From the entries that follow, extract each line holding the string "title".

= Supplied data =

──────────

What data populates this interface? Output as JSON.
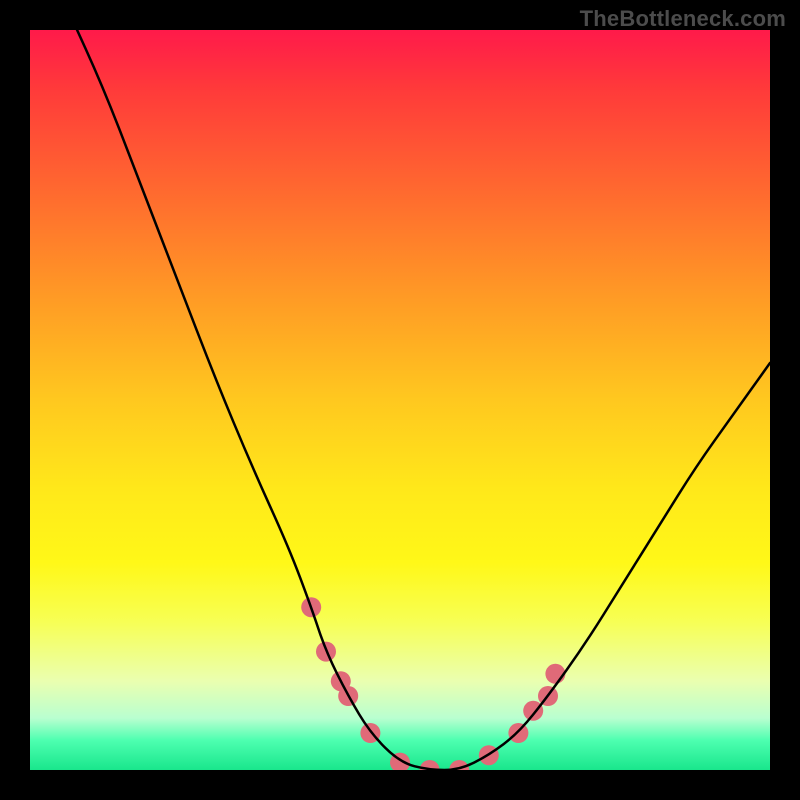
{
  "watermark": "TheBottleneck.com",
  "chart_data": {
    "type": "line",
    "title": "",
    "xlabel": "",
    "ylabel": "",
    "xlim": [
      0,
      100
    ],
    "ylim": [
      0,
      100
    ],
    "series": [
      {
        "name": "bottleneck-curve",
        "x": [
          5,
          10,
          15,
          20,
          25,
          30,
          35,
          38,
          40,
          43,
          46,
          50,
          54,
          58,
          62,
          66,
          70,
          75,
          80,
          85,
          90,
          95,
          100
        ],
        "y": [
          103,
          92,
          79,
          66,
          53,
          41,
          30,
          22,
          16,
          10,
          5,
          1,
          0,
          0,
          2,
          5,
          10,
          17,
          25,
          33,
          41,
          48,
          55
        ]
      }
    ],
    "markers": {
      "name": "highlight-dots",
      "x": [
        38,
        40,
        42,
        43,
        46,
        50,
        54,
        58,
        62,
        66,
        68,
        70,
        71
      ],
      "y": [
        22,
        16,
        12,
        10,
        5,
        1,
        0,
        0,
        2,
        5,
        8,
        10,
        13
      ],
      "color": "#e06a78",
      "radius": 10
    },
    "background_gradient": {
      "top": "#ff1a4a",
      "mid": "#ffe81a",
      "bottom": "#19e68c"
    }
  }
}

──────────

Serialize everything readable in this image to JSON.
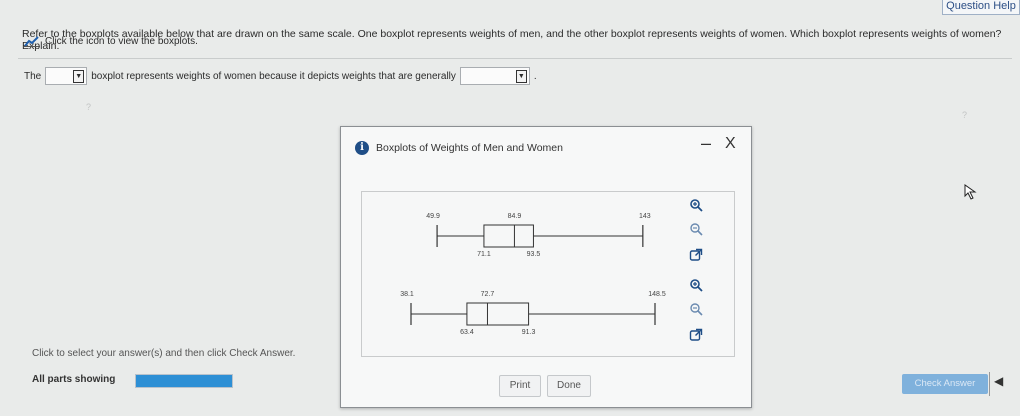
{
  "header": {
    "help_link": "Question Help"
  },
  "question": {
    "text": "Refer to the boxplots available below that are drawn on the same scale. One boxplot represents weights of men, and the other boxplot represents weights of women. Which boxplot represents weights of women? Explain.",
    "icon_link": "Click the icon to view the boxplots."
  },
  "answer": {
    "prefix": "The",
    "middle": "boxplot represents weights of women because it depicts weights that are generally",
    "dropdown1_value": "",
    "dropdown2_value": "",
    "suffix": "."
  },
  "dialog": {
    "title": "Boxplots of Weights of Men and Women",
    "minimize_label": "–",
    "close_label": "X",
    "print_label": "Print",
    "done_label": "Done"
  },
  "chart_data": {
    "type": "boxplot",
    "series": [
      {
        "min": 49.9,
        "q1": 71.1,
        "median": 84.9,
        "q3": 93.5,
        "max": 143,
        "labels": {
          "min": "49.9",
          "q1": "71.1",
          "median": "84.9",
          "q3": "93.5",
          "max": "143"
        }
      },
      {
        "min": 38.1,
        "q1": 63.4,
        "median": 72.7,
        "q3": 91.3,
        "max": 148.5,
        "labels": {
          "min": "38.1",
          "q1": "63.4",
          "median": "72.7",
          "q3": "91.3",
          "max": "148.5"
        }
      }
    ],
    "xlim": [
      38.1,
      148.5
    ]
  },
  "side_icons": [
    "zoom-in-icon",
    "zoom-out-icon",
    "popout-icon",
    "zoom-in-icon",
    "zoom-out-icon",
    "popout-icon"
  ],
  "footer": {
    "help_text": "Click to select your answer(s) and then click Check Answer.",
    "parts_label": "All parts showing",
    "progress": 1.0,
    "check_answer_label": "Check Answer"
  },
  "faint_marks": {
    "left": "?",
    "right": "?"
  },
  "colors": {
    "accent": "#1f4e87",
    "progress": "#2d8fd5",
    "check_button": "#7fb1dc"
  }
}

──────────

= Correct output =
    "title": "",
    "title": "Boxplots of Weights of Men and Women",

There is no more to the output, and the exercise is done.